> Job: Copy the data word for word, keeping every line.

> Exercise material:

--

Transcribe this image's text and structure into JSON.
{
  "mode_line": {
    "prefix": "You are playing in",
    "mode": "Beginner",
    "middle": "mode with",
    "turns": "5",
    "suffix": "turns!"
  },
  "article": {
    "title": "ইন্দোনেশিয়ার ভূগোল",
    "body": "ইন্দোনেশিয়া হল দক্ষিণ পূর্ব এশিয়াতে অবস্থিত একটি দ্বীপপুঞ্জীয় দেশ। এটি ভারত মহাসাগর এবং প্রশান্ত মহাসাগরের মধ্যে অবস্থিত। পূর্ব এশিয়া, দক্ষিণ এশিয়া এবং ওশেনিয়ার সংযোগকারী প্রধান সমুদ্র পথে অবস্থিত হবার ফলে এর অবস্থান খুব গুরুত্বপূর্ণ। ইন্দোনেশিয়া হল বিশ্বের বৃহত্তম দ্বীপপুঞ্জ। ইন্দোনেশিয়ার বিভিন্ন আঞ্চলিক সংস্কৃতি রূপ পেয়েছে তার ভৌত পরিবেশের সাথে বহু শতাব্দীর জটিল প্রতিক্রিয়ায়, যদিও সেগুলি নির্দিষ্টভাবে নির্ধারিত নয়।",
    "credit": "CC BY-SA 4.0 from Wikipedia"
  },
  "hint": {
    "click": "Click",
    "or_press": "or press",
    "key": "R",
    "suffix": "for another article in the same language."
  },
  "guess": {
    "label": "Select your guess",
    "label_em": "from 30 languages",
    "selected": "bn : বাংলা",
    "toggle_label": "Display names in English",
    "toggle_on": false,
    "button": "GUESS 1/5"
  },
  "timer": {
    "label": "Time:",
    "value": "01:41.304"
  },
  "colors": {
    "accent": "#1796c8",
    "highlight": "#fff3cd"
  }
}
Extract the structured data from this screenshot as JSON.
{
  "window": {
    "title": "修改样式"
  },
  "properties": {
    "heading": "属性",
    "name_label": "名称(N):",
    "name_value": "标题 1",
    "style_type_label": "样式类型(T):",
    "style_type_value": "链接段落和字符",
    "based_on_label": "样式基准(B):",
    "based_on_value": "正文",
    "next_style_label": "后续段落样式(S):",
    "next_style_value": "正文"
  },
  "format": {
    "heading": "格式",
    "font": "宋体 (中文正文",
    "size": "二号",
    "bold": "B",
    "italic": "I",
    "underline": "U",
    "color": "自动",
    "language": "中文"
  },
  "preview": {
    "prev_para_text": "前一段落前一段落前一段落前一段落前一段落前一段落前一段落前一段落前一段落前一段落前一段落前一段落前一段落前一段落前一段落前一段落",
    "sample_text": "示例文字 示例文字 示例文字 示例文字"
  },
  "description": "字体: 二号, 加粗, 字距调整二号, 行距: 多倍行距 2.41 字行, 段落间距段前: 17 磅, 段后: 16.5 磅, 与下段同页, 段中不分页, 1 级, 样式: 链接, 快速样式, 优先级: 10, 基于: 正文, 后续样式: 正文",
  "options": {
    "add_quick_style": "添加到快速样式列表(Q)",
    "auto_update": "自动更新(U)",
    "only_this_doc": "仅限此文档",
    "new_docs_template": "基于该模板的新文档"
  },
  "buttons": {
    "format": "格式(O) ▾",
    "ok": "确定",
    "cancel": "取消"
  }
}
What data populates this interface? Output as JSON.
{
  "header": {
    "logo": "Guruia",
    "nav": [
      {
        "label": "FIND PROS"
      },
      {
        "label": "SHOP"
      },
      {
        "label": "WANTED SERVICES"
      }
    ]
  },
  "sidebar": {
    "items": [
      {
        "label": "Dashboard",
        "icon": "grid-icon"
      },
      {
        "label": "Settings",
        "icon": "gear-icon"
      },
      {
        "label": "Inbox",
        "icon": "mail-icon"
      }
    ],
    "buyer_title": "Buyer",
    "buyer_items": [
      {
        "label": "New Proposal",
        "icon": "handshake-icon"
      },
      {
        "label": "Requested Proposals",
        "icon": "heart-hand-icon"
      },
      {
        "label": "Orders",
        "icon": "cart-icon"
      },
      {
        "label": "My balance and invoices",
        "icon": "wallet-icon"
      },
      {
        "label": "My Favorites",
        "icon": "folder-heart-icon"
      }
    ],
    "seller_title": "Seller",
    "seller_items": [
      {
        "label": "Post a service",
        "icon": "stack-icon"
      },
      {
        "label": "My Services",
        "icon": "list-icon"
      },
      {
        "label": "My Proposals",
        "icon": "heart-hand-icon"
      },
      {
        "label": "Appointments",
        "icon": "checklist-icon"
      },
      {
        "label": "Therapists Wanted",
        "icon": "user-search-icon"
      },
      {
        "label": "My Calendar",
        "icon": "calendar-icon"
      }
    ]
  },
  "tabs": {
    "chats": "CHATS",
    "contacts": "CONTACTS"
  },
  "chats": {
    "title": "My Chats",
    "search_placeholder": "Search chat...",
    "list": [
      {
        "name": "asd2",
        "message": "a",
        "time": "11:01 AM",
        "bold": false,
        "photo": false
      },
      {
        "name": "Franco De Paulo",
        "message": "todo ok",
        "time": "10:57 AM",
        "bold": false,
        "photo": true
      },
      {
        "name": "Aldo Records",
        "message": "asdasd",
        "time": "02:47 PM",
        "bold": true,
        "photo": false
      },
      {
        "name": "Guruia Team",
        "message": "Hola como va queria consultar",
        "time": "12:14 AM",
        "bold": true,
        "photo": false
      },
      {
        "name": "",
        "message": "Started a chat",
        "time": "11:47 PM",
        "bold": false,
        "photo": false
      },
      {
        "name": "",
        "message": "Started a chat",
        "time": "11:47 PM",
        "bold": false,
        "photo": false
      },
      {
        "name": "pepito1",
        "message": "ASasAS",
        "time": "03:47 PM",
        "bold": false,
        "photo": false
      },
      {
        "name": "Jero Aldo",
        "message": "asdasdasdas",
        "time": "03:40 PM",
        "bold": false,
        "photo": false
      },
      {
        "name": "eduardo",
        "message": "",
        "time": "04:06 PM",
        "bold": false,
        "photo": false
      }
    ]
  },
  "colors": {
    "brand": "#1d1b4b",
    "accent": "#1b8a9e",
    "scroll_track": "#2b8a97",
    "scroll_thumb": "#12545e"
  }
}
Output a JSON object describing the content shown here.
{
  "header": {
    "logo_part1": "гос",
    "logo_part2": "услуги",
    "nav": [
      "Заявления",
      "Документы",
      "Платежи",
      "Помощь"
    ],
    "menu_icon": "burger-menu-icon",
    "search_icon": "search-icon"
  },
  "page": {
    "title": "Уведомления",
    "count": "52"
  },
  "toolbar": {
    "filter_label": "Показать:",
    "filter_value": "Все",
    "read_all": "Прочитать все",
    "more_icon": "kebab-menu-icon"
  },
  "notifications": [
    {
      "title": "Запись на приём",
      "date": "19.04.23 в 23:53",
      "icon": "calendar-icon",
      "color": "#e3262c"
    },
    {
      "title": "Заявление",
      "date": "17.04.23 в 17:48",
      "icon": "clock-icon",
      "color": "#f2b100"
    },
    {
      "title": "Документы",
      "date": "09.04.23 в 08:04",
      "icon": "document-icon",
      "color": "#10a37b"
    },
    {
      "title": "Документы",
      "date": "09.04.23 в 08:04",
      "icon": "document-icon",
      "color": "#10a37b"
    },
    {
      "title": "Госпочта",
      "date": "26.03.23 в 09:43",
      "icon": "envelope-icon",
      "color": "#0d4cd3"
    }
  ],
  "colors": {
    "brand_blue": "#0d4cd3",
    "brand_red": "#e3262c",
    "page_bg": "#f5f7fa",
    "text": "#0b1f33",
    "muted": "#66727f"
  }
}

--

> Output for this task:
Transcribe this image's text and structure into JSON.
{
  "mode_line": {
    "prefix": "You are playing in",
    "mode": "Beginner",
    "middle": "mode with",
    "turns": "5",
    "suffix": "turns!"
  },
  "article": {
    "title": "ইন্দোনেশিয়ার ভূগোল",
    "body": "ইন্দোনেশিয়া হল দক্ষিণ পূর্ব এশিয়াতে অবস্থিত একটি দ্বীপপুঞ্জীয় দেশ। এটি ভারত মহাসাগর এবং প্রশান্ত মহাসাগরের মধ্যে অবস্থিত। পূর্ব এশিয়া, দক্ষিণ এশিয়া এবং ওশেনিয়ার সংযোগকারী প্রধান সমুদ্র পথে অবস্থিত হবার ফলে এর অবস্থান খুব গুরুত্বপূর্ণ। ইন্দোনেশিয়া হল বিশ্বের বৃহত্তম দ্বীপপুঞ্জ। ইন্দোনেশিয়ার বিভিন্ন আঞ্চলিক সংস্কৃতি রূপ পেয়েছে তার ভৌত পরিবেশের সাথে বহু শতাব্দীর জটিল প্রতিক্রিয়ায়, যদিও সেগুলি নির্দিষ্টভাবে নির্ধারিত নয়।",
    "credit": "CC BY-SA 4.0 from Wikipedia"
  },
  "hint": {
    "click": "Click",
    "or_press": "or press",
    "key": "R",
    "suffix": "for another article in the same language."
  },
  "guess": {
    "label": "Select your guess",
    "label_em": "from 30 languages",
    "selected": "bn : বাংলা",
    "toggle_label": "Display names in English",
    "toggle_on": false,
    "button": "GUESS 1/5"
  },
  "timer": {
    "label": "Time:",
    "value": "01:41.304"
  },
  "colors": {
    "accent": "#1796c8",
    "highlight": "#fff3cd"
  }
}
Extract the structured data from this screenshot as JSON.
{
  "window": {
    "title": "修改样式"
  },
  "properties": {
    "heading": "属性",
    "name_label": "名称(N):",
    "name_value": "标题 1",
    "style_type_label": "样式类型(T):",
    "style_type_value": "链接段落和字符",
    "based_on_label": "样式基准(B):",
    "based_on_value": "正文",
    "next_style_label": "后续段落样式(S):",
    "next_style_value": "正文"
  },
  "format": {
    "heading": "格式",
    "font": "宋体 (中文正文",
    "size": "二号",
    "bold": "B",
    "italic": "I",
    "underline": "U",
    "color": "自动",
    "language": "中文"
  },
  "preview": {
    "prev_para_text": "前一段落前一段落前一段落前一段落前一段落前一段落前一段落前一段落前一段落前一段落前一段落前一段落前一段落前一段落前一段落前一段落",
    "sample_text": "示例文字 示例文字 示例文字 示例文字"
  },
  "description": "字体: 二号, 加粗, 字距调整二号, 行距: 多倍行距 2.41 字行, 段落间距段前: 17 磅, 段后: 16.5 磅, 与下段同页, 段中不分页, 1 级, 样式: 链接, 快速样式, 优先级: 10, 基于: 正文, 后续样式: 正文",
  "options": {
    "add_quick_style": "添加到快速样式列表(Q)",
    "auto_update": "自动更新(U)",
    "only_this_doc": "仅限此文档",
    "new_docs_template": "基于该模板的新文档"
  },
  "buttons": {
    "format": "格式(O) ▾",
    "ok": "确定",
    "cancel": "取消"
  }
}
What data populates this interface? Output as JSON.
{
  "header": {
    "logo": "Guruia",
    "nav": [
      {
        "label": "FIND PROS"
      },
      {
        "label": "SHOP"
      },
      {
        "label": "WANTED SERVICES"
      }
    ]
  },
  "sidebar": {
    "items": [
      {
        "label": "Dashboard",
        "icon": "grid-icon"
      },
      {
        "label": "Settings",
        "icon": "gear-icon"
      },
      {
        "label": "Inbox",
        "icon": "mail-icon"
      }
    ],
    "buyer_title": "Buyer",
    "buyer_items": [
      {
        "label": "New Proposal",
        "icon": "handshake-icon"
      },
      {
        "label": "Requested Proposals",
        "icon": "heart-hand-icon"
      },
      {
        "label": "Orders",
        "icon": "cart-icon"
      },
      {
        "label": "My balance and invoices",
        "icon": "wallet-icon"
      },
      {
        "label": "My Favorites",
        "icon": "folder-heart-icon"
      }
    ],
    "seller_title": "Seller",
    "seller_items": [
      {
        "label": "Post a service",
        "icon": "stack-icon"
      },
      {
        "label": "My Services",
        "icon": "list-icon"
      },
      {
        "label": "My Proposals",
        "icon": "heart-hand-icon"
      },
      {
        "label": "Appointments",
        "icon": "checklist-icon"
      },
      {
        "label": "Therapists Wanted",
        "icon": "user-search-icon"
      },
      {
        "label": "My Calendar",
        "icon": "calendar-icon"
      }
    ]
  },
  "tabs": {
    "chats": "CHATS",
    "contacts": "CONTACTS"
  },
  "chats": {
    "title": "My Chats",
    "search_placeholder": "Search chat...",
    "list": [
      {
        "name": "asd2",
        "message": "a",
        "time": "11:01 AM",
        "bold": false,
        "photo": false
      },
      {
        "name": "Franco De Paulo",
        "message": "todo ok",
        "time": "10:57 AM",
        "bold": false,
        "photo": true
      },
      {
        "name": "Aldo Records",
        "message": "asdasd",
        "time": "02:47 PM",
        "bold": true,
        "photo": false
      },
      {
        "name": "Guruia Team",
        "message": "Hola como va queria consultar",
        "time": "12:14 AM",
        "bold": true,
        "photo": false
      },
      {
        "name": "",
        "message": "Started a chat",
        "time": "11:47 PM",
        "bold": false,
        "photo": false
      },
      {
        "name": "",
        "message": "Started a chat",
        "time": "11:47 PM",
        "bold": false,
        "photo": false
      },
      {
        "name": "pepito1",
        "message": "ASasAS",
        "time": "03:47 PM",
        "bold": false,
        "photo": false
      },
      {
        "name": "Jero Aldo",
        "message": "asdasdasdas",
        "time": "03:40 PM",
        "bold": false,
        "photo": false
      },
      {
        "name": "eduardo",
        "message": "",
        "time": "04:06 PM",
        "bold": false,
        "photo": false
      }
    ]
  },
  "colors": {
    "brand": "#1d1b4b",
    "accent": "#1b8a9e",
    "scroll_track": "#2b8a97",
    "scroll_thumb": "#12545e"
  }
}
Output a JSON object describing the content shown here.
{
  "header": {
    "logo_part1": "гос",
    "logo_part2": "услуги",
    "nav": [
      "Заявления",
      "Документы",
      "Платежи",
      "Помощь"
    ],
    "menu_icon": "burger-menu-icon",
    "search_icon": "search-icon"
  },
  "page": {
    "title": "Уведомления",
    "count": "52"
  },
  "toolbar": {
    "filter_label": "Показать:",
    "filter_value": "Все",
    "read_all": "Прочитать все",
    "more_icon": "kebab-menu-icon"
  },
  "notifications": [
    {
      "title": "Запись на приём",
      "date": "19.04.23 в 23:53",
      "icon": "calendar-icon",
      "color": "#e3262c"
    },
    {
      "title": "Заявление",
      "date": "17.04.23 в 17:48",
      "icon": "clock-icon",
      "color": "#f2b100"
    },
    {
      "title": "Документы",
      "date": "09.04.23 в 08:04",
      "icon": "document-icon",
      "color": "#10a37b"
    },
    {
      "title": "Документы",
      "date": "09.04.23 в 08:04",
      "icon": "document-icon",
      "color": "#10a37b"
    },
    {
      "title": "Госпочта",
      "date": "26.03.23 в 09:43",
      "icon": "envelope-icon",
      "color": "#0d4cd3"
    }
  ],
  "colors": {
    "brand_blue": "#0d4cd3",
    "brand_red": "#e3262c",
    "page_bg": "#f5f7fa",
    "text": "#0b1f33",
    "muted": "#66727f"
  }
}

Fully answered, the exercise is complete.